Task requirements → Restate the full listing word for word and leave the pictures out.

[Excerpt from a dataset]
━━━━━━━━━━━━━━━━━━━━━━━━━━━━━━

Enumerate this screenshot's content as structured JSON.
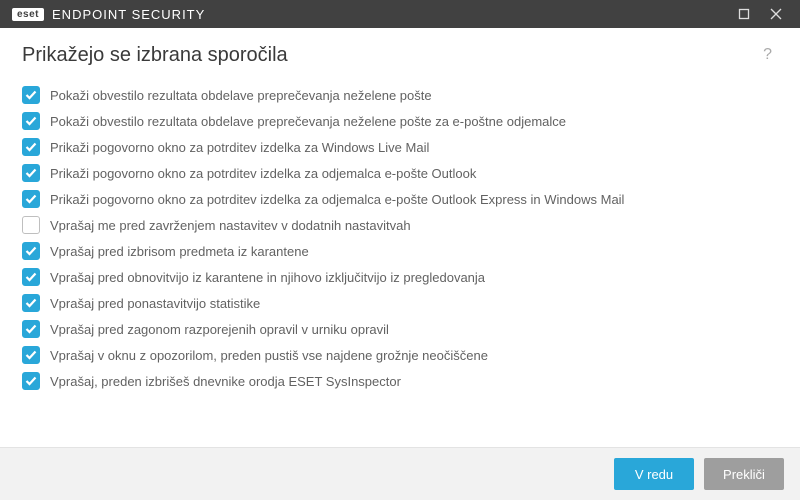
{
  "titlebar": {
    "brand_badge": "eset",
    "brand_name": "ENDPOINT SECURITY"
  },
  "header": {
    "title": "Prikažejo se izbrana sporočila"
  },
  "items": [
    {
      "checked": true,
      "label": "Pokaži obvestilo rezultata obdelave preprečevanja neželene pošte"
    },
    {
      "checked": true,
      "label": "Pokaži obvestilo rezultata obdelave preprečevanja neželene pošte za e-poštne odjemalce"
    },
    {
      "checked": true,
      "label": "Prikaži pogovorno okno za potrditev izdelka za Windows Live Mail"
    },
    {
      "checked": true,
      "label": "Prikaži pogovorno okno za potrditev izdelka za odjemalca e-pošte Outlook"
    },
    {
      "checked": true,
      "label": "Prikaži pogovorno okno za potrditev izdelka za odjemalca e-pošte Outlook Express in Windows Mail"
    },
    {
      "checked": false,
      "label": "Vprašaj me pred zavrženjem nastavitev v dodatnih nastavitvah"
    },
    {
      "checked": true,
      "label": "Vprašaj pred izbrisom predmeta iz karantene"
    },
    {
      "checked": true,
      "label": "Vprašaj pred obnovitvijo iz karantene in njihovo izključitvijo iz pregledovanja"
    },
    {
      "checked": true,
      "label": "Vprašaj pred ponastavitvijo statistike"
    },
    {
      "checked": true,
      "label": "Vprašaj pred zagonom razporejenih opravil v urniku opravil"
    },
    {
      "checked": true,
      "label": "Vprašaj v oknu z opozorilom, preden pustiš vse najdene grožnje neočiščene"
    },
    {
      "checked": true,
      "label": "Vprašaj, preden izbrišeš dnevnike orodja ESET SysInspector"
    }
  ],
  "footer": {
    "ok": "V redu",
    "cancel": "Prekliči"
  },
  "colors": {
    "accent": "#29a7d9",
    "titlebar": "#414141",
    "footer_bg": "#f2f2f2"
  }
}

━━━━━━━━━━━━━━━━━━━━━━━━━━━━━━

Exercise output →
Enumerate this screenshot's content as structured JSON.
{
  "titlebar": {
    "brand_badge": "eset",
    "brand_name": "ENDPOINT SECURITY"
  },
  "header": {
    "title": "Prikažejo se izbrana sporočila"
  },
  "items": [
    {
      "checked": true,
      "label": "Pokaži obvestilo rezultata obdelave preprečevanja neželene pošte"
    },
    {
      "checked": true,
      "label": "Pokaži obvestilo rezultata obdelave preprečevanja neželene pošte za e-poštne odjemalce"
    },
    {
      "checked": true,
      "label": "Prikaži pogovorno okno za potrditev izdelka za Windows Live Mail"
    },
    {
      "checked": true,
      "label": "Prikaži pogovorno okno za potrditev izdelka za odjemalca e-pošte Outlook"
    },
    {
      "checked": true,
      "label": "Prikaži pogovorno okno za potrditev izdelka za odjemalca e-pošte Outlook Express in Windows Mail"
    },
    {
      "checked": false,
      "label": "Vprašaj me pred zavrženjem nastavitev v dodatnih nastavitvah"
    },
    {
      "checked": true,
      "label": "Vprašaj pred izbrisom predmeta iz karantene"
    },
    {
      "checked": true,
      "label": "Vprašaj pred obnovitvijo iz karantene in njihovo izključitvijo iz pregledovanja"
    },
    {
      "checked": true,
      "label": "Vprašaj pred ponastavitvijo statistike"
    },
    {
      "checked": true,
      "label": "Vprašaj pred zagonom razporejenih opravil v urniku opravil"
    },
    {
      "checked": true,
      "label": "Vprašaj v oknu z opozorilom, preden pustiš vse najdene grožnje neočiščene"
    },
    {
      "checked": true,
      "label": "Vprašaj, preden izbrišeš dnevnike orodja ESET SysInspector"
    }
  ],
  "footer": {
    "ok": "V redu",
    "cancel": "Prekliči"
  },
  "colors": {
    "accent": "#29a7d9",
    "titlebar": "#414141",
    "footer_bg": "#f2f2f2"
  }
}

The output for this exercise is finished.